- [WHAT IS BEING ASKED]: All of the records below should be output exactly.
[Start of SOURCE DATA]
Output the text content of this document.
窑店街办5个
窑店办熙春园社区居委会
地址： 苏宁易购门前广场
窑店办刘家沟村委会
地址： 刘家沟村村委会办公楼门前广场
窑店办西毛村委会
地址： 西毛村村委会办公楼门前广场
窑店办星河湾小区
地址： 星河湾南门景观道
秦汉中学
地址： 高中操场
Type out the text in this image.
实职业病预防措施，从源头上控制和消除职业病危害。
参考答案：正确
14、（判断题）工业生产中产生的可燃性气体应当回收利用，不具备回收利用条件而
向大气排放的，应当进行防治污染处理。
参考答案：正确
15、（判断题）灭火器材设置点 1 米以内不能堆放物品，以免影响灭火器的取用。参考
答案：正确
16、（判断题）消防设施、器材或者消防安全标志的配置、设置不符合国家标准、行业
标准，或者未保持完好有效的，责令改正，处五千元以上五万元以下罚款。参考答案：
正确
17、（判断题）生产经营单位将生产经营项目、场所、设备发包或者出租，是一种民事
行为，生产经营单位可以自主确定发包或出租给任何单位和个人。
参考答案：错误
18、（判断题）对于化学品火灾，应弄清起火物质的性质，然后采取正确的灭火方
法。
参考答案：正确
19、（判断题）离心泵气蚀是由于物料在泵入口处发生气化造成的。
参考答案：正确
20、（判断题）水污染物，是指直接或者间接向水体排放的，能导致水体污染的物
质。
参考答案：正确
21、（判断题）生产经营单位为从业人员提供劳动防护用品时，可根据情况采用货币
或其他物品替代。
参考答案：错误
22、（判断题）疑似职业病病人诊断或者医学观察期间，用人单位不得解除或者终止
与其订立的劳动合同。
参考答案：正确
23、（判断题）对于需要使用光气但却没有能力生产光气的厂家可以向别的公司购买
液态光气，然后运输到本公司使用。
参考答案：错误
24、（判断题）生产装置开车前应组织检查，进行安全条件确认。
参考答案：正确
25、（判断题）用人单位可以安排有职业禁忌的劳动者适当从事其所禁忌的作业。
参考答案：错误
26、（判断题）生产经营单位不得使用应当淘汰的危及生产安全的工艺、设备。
[End of SOURCE DATA]
- [ANSWER TO THE TASK]:
Output the text content of this document.
窑店街办5个
窑店办熙春园社区居委会
地址： 苏宁易购门前广场
窑店办刘家沟村委会
地址： 刘家沟村村委会办公楼门前广场
窑店办西毛村委会
地址： 西毛村村委会办公楼门前广场
窑店办星河湾小区
地址： 星河湾南门景观道
秦汉中学
地址： 高中操场
Type out the text in this image.
实职业病预防措施，从源头上控制和消除职业病危害。
参考答案：正确
14、（判断题）工业生产中产生的可燃性气体应当回收利用，不具备回收利用条件而
向大气排放的，应当进行防治污染处理。
参考答案：正确
15、（判断题）灭火器材设置点 1 米以内不能堆放物品，以免影响灭火器的取用。参考
答案：正确
16、（判断题）消防设施、器材或者消防安全标志的配置、设置不符合国家标准、行业
标准，或者未保持完好有效的，责令改正，处五千元以上五万元以下罚款。参考答案：
正确
17、（判断题）生产经营单位将生产经营项目、场所、设备发包或者出租，是一种民事
行为，生产经营单位可以自主确定发包或出租给任何单位和个人。
参考答案：错误
18、（判断题）对于化学品火灾，应弄清起火物质的性质，然后采取正确的灭火方
法。
参考答案：正确
19、（判断题）离心泵气蚀是由于物料在泵入口处发生气化造成的。
参考答案：正确
20、（判断题）水污染物，是指直接或者间接向水体排放的，能导致水体污染的物
质。
参考答案：正确
21、（判断题）生产经营单位为从业人员提供劳动防护用品时，可根据情况采用货币
或其他物品替代。
参考答案：错误
22、（判断题）疑似职业病病人诊断或者医学观察期间，用人单位不得解除或者终止
与其订立的劳动合同。
参考答案：正确
23、（判断题）对于需要使用光气但却没有能力生产光气的厂家可以向别的公司购买
液态光气，然后运输到本公司使用。
参考答案：错误
24、（判断题）生产装置开车前应组织检查，进行安全条件确认。
参考答案：正确
25、（判断题）用人单位可以安排有职业禁忌的劳动者适当从事其所禁忌的作业。
参考答案：错误
26、（判断题）生产经营单位不得使用应当淘汰的危及生产安全的工艺、设备。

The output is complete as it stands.